(Items from a data source)

--*--

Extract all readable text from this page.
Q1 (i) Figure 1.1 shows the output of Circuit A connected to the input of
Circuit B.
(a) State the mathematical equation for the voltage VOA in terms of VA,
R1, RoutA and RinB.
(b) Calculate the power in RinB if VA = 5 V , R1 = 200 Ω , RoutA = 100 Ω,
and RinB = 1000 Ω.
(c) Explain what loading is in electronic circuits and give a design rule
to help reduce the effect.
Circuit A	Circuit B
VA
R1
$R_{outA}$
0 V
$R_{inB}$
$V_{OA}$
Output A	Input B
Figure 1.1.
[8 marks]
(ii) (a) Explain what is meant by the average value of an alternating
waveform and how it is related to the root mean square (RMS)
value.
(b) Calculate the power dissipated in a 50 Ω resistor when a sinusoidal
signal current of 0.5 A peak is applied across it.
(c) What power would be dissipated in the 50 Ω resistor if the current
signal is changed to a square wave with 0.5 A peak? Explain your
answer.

--*--

▸ **Instructions for the task**: Write out the records shown above, exactly as they appear.

▸ **Correct output**:
Extract all readable text from this page.
Q1 (i) Figure 1.1 shows the output of Circuit A connected to the input of
Circuit B.
(a) State the mathematical equation for the voltage VOA in terms of VA,
R1, RoutA and RinB.
(b) Calculate the power in RinB if VA = 5 V , R1 = 200 Ω , RoutA = 100 Ω,
and RinB = 1000 Ω.
(c) Explain what loading is in electronic circuits and give a design rule
to help reduce the effect.
Circuit A	Circuit B
VA
R1
$R_{outA}$
0 V
$R_{inB}$
$V_{OA}$
Output A	Input B
Figure 1.1.
[8 marks]
(ii) (a) Explain what is meant by the average value of an alternating
waveform and how it is related to the root mean square (RMS)
value.
(b) Calculate the power dissipated in a 50 Ω resistor when a sinusoidal
signal current of 0.5 A peak is applied across it.
(c) What power would be dissipated in the 50 Ω resistor if the current
signal is changed to a square wave with 0.5 A peak? Explain your
answer.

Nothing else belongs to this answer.